• _Problem statement_:
Return a copy of every line in the records that includes the word "Проблемы".

[Entries taken from a collection]
---+---

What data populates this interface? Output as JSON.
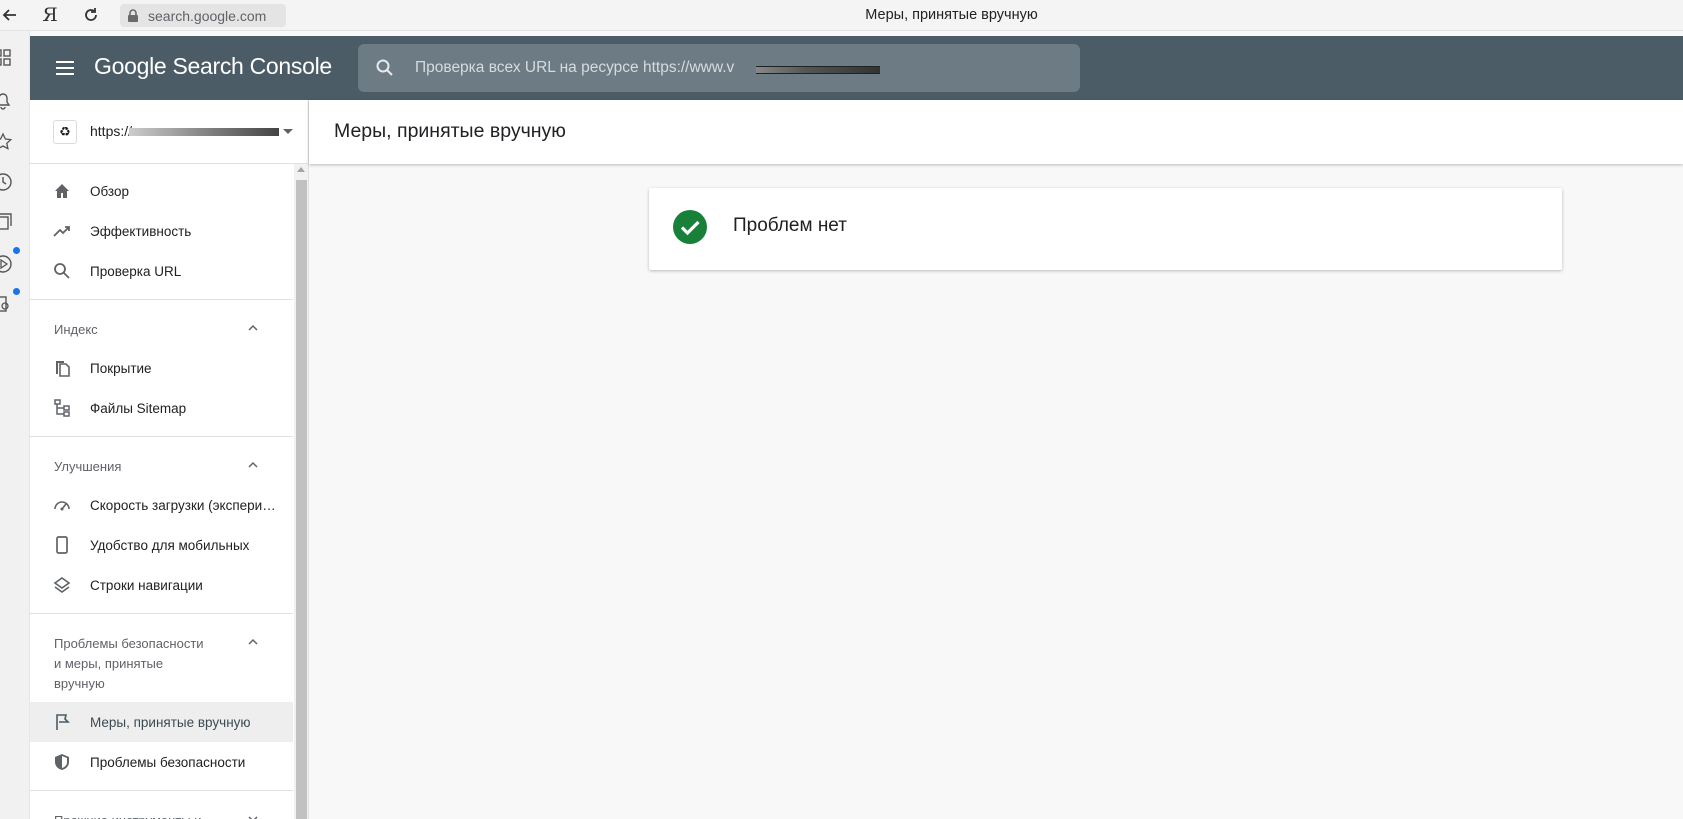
{
  "browser": {
    "address": "search.google.com",
    "tab_title": "Меры, принятые вручную",
    "yandex_logo": "Я"
  },
  "header": {
    "brand": "Google Search Console",
    "search_placeholder": "Проверка всех URL на ресурсе https://www.v"
  },
  "property": {
    "url": "https://"
  },
  "sidebar": {
    "top_items": [
      {
        "label": "Обзор",
        "icon": "home-icon"
      },
      {
        "label": "Эффективность",
        "icon": "trending-up-icon"
      },
      {
        "label": "Проверка URL",
        "icon": "search-icon"
      }
    ],
    "sections": [
      {
        "title": "Индекс",
        "items": [
          {
            "label": "Покрытие",
            "icon": "file-copy-icon"
          },
          {
            "label": "Файлы Sitemap",
            "icon": "sitemap-icon"
          }
        ]
      },
      {
        "title": "Улучшения",
        "items": [
          {
            "label": "Скорость загрузки (экспериментальный отчет)",
            "icon": "speed-icon"
          },
          {
            "label": "Удобство для мобильных",
            "icon": "mobile-icon"
          },
          {
            "label": "Строки навигации",
            "icon": "layers-icon"
          }
        ]
      },
      {
        "title": "Проблемы безопасности и меры, принятые вручную",
        "items": [
          {
            "label": "Меры, принятые вручную",
            "icon": "flag-icon"
          },
          {
            "label": "Проблемы безопасности",
            "icon": "shield-icon"
          }
        ]
      },
      {
        "title": "Прежние инструменты и"
      }
    ]
  },
  "main": {
    "title": "Меры, принятые вручную",
    "status_text": "Проблем нет",
    "status_color": "#188038"
  },
  "colors": {
    "header_bg": "#4b5c66",
    "accent": "#1a73e8"
  }
}
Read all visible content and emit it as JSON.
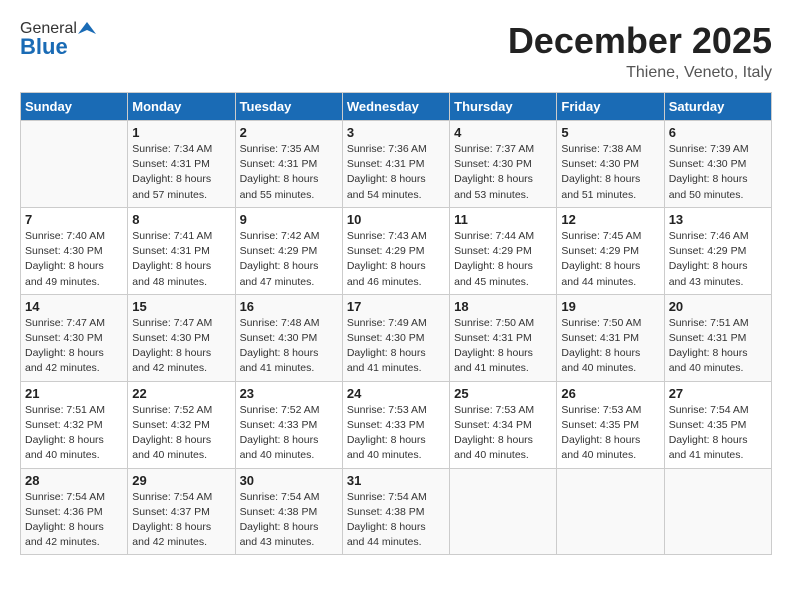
{
  "header": {
    "logo_general": "General",
    "logo_blue": "Blue",
    "month_title": "December 2025",
    "location": "Thiene, Veneto, Italy"
  },
  "days_of_week": [
    "Sunday",
    "Monday",
    "Tuesday",
    "Wednesday",
    "Thursday",
    "Friday",
    "Saturday"
  ],
  "weeks": [
    [
      {
        "day": "",
        "info": ""
      },
      {
        "day": "1",
        "info": "Sunrise: 7:34 AM\nSunset: 4:31 PM\nDaylight: 8 hours\nand 57 minutes."
      },
      {
        "day": "2",
        "info": "Sunrise: 7:35 AM\nSunset: 4:31 PM\nDaylight: 8 hours\nand 55 minutes."
      },
      {
        "day": "3",
        "info": "Sunrise: 7:36 AM\nSunset: 4:31 PM\nDaylight: 8 hours\nand 54 minutes."
      },
      {
        "day": "4",
        "info": "Sunrise: 7:37 AM\nSunset: 4:30 PM\nDaylight: 8 hours\nand 53 minutes."
      },
      {
        "day": "5",
        "info": "Sunrise: 7:38 AM\nSunset: 4:30 PM\nDaylight: 8 hours\nand 51 minutes."
      },
      {
        "day": "6",
        "info": "Sunrise: 7:39 AM\nSunset: 4:30 PM\nDaylight: 8 hours\nand 50 minutes."
      }
    ],
    [
      {
        "day": "7",
        "info": "Sunrise: 7:40 AM\nSunset: 4:30 PM\nDaylight: 8 hours\nand 49 minutes."
      },
      {
        "day": "8",
        "info": "Sunrise: 7:41 AM\nSunset: 4:31 PM\nDaylight: 8 hours\nand 48 minutes."
      },
      {
        "day": "9",
        "info": "Sunrise: 7:42 AM\nSunset: 4:29 PM\nDaylight: 8 hours\nand 47 minutes."
      },
      {
        "day": "10",
        "info": "Sunrise: 7:43 AM\nSunset: 4:29 PM\nDaylight: 8 hours\nand 46 minutes."
      },
      {
        "day": "11",
        "info": "Sunrise: 7:44 AM\nSunset: 4:29 PM\nDaylight: 8 hours\nand 45 minutes."
      },
      {
        "day": "12",
        "info": "Sunrise: 7:45 AM\nSunset: 4:29 PM\nDaylight: 8 hours\nand 44 minutes."
      },
      {
        "day": "13",
        "info": "Sunrise: 7:46 AM\nSunset: 4:29 PM\nDaylight: 8 hours\nand 43 minutes."
      }
    ],
    [
      {
        "day": "14",
        "info": "Sunrise: 7:47 AM\nSunset: 4:30 PM\nDaylight: 8 hours\nand 42 minutes."
      },
      {
        "day": "15",
        "info": "Sunrise: 7:47 AM\nSunset: 4:30 PM\nDaylight: 8 hours\nand 42 minutes."
      },
      {
        "day": "16",
        "info": "Sunrise: 7:48 AM\nSunset: 4:30 PM\nDaylight: 8 hours\nand 41 minutes."
      },
      {
        "day": "17",
        "info": "Sunrise: 7:49 AM\nSunset: 4:30 PM\nDaylight: 8 hours\nand 41 minutes."
      },
      {
        "day": "18",
        "info": "Sunrise: 7:50 AM\nSunset: 4:31 PM\nDaylight: 8 hours\nand 41 minutes."
      },
      {
        "day": "19",
        "info": "Sunrise: 7:50 AM\nSunset: 4:31 PM\nDaylight: 8 hours\nand 40 minutes."
      },
      {
        "day": "20",
        "info": "Sunrise: 7:51 AM\nSunset: 4:31 PM\nDaylight: 8 hours\nand 40 minutes."
      }
    ],
    [
      {
        "day": "21",
        "info": "Sunrise: 7:51 AM\nSunset: 4:32 PM\nDaylight: 8 hours\nand 40 minutes."
      },
      {
        "day": "22",
        "info": "Sunrise: 7:52 AM\nSunset: 4:32 PM\nDaylight: 8 hours\nand 40 minutes."
      },
      {
        "day": "23",
        "info": "Sunrise: 7:52 AM\nSunset: 4:33 PM\nDaylight: 8 hours\nand 40 minutes."
      },
      {
        "day": "24",
        "info": "Sunrise: 7:53 AM\nSunset: 4:33 PM\nDaylight: 8 hours\nand 40 minutes."
      },
      {
        "day": "25",
        "info": "Sunrise: 7:53 AM\nSunset: 4:34 PM\nDaylight: 8 hours\nand 40 minutes."
      },
      {
        "day": "26",
        "info": "Sunrise: 7:53 AM\nSunset: 4:35 PM\nDaylight: 8 hours\nand 40 minutes."
      },
      {
        "day": "27",
        "info": "Sunrise: 7:54 AM\nSunset: 4:35 PM\nDaylight: 8 hours\nand 41 minutes."
      }
    ],
    [
      {
        "day": "28",
        "info": "Sunrise: 7:54 AM\nSunset: 4:36 PM\nDaylight: 8 hours\nand 42 minutes."
      },
      {
        "day": "29",
        "info": "Sunrise: 7:54 AM\nSunset: 4:37 PM\nDaylight: 8 hours\nand 42 minutes."
      },
      {
        "day": "30",
        "info": "Sunrise: 7:54 AM\nSunset: 4:38 PM\nDaylight: 8 hours\nand 43 minutes."
      },
      {
        "day": "31",
        "info": "Sunrise: 7:54 AM\nSunset: 4:38 PM\nDaylight: 8 hours\nand 44 minutes."
      },
      {
        "day": "",
        "info": ""
      },
      {
        "day": "",
        "info": ""
      },
      {
        "day": "",
        "info": ""
      }
    ]
  ]
}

---+---

• _Answer for this exercise_:
        "title": "Проблемы безопасности и меры, принятые вручную",
            "label": "Проблемы безопасности",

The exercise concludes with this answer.